## Texto selecionado
┄┄┄┄┄┄

Em quase todos os casos esse jovem tinha alguma
conta a acertar com a justiça. Só nos últimos anos se converteu em um
praticante que aceitou os chamamentos do EI para matar infiéis. Em sua opinião,
com isto encontraria uma justificativa para sua vida e se converteria em um
mártir em outro mundo.
A reação a tudo isto é uma nova campanha no
Ocidente contra o Islã. O último número da revista The New Yorker
publicou um duro artigo que define o Islã não como uma religião, mas como uma
ideologia.
Na Itália, a Liga Norte, o partido direitista
anti-imigrantes, condenou publicamente o papa Francisco por convidar o Islã
para um diálogo, e o comentarista conservador Giuliano Ferrara disse na
televisão que “nos encontramos em uma guerra santa”.
A reação global europeia e norte-americana é de
denunciar os assassinatos de Paris como o resultado de uma “ideologia mortal”,
como a definiu o presidente da França, François Hollande.
Estudos realizados em toda a Europa indicam que a
imensa maioria dos imigrantes se integrou com êxito na economia. Informes da
Organização das Nações Unidas (ONU) também demonstram que a Europa, com sua
queda demográfica, precisa de uma imigração de pelo menos 20 milhões de pessoas
até 2050, se deseja que sobreviva seu modelo de bem-estar social e seja
competitiva no mundo.
Porém, o que estamos conseguindo? Os partidos de direita
xenófoba condicionam na Europa os governos de Dinamarca, Grã-Bretanha, Holanda
e Suécia, e parecem a ponto de ganhar as próximas eleições na França.
Naturalmente, o que aconteceu em Paris foi um crime
atroz e a livre expressão de opiniões é essencial para a democracia, mas
deve-se acrescentar que pouquíssimos alguma vez leram a Charlie Hebdo e
conhecem seu nível de provocação.
Sobretudo porque, como Tariq Ramadan disse no The
Guardian, no dia 10 deste mês, em 2008 a Hebdo demitiu um desenhista
que fez uma piada sobre um vínculo judeu do filho do presidente Sarkozy.

┄┄┄┄┄┄

## Informações fornecidas
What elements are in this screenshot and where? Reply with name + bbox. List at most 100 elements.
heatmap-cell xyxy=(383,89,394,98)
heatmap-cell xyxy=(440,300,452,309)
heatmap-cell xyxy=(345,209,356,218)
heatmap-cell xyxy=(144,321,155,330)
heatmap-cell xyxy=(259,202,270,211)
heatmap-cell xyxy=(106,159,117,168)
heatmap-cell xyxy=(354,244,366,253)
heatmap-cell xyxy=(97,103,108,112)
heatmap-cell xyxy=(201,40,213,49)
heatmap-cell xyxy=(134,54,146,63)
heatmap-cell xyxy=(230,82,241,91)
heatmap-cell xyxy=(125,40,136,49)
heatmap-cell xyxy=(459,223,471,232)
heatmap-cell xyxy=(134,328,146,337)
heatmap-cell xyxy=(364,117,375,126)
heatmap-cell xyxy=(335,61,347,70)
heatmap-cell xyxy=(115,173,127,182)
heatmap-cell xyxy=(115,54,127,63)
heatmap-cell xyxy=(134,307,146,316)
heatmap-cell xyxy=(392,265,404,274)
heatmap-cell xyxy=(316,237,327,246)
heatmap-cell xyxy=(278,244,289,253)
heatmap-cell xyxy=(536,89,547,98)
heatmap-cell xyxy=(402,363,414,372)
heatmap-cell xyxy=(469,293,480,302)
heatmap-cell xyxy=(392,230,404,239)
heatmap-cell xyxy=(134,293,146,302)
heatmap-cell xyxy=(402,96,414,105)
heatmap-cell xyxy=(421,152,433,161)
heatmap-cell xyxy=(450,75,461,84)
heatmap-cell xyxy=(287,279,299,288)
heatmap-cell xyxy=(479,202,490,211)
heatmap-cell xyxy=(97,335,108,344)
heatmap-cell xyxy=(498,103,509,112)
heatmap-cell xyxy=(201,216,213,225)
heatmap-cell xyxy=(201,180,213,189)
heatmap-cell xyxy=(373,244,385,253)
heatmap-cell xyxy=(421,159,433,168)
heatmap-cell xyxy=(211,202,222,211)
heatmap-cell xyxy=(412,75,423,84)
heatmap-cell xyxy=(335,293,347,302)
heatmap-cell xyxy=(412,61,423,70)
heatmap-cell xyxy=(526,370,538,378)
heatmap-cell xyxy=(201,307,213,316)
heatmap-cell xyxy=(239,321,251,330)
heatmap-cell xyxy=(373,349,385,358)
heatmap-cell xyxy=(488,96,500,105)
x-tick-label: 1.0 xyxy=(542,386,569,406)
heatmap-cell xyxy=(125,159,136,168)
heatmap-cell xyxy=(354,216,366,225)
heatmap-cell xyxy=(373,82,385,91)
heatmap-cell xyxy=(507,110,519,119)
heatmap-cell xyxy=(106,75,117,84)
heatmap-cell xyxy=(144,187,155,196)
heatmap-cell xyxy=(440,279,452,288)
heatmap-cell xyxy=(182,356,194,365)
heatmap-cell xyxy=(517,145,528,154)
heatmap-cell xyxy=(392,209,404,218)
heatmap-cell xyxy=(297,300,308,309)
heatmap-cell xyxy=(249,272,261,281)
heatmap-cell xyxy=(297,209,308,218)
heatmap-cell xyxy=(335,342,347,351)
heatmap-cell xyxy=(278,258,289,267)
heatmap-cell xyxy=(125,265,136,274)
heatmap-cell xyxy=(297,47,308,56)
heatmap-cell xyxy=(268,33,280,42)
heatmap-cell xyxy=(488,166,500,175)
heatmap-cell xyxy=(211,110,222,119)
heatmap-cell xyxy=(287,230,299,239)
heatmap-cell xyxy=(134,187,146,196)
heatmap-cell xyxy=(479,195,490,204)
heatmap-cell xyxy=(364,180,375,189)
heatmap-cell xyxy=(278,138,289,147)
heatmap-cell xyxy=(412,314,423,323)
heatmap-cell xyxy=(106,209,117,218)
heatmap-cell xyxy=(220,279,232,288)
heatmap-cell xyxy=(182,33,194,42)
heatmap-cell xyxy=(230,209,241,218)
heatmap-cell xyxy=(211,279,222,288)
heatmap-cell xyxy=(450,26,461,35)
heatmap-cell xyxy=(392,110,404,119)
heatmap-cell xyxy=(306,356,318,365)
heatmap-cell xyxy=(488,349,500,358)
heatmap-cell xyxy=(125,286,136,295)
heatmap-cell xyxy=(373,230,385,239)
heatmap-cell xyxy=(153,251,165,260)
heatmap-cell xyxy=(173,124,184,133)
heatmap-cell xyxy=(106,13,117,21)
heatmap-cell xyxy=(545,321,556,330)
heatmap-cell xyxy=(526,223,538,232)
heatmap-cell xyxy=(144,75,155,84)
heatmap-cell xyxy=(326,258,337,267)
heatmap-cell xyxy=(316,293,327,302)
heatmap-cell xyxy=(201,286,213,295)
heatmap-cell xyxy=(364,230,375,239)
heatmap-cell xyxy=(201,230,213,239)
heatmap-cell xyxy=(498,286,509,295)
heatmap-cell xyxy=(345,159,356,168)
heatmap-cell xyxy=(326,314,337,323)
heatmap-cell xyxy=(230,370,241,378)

┄┄┄┄┄┄

## Instruções do exercício
Transcreva do texto selecionado o trecho entre "A reação global" e "eleições na França.", incluindo esses dois pontos.

## Resultado da tarefa
A reação global europeia e norte-americana é de
denunciar os assassinatos de Paris como o resultado de uma “ideologia mortal”,
como a definiu o presidente da França, François Hollande.
Estudos realizados em toda a Europa indicam que a
imensa maioria dos imigrantes se integrou com êxito na economia. Informes da
Organização das Nações Unidas (ONU) também demonstram que a Europa, com sua
queda demográfica, precisa de uma imigração de pelo menos 20 milhões de pessoas
até 2050, se deseja que sobreviva seu modelo de bem-estar social e seja
competitiva no mundo.
Porém, o que estamos conseguindo? Os partidos de direita
xenófoba condicionam na Europa os governos de Dinamarca, Grã-Bretanha, Holanda
e Suécia, e parecem a ponto de ganhar as próximas eleições na França.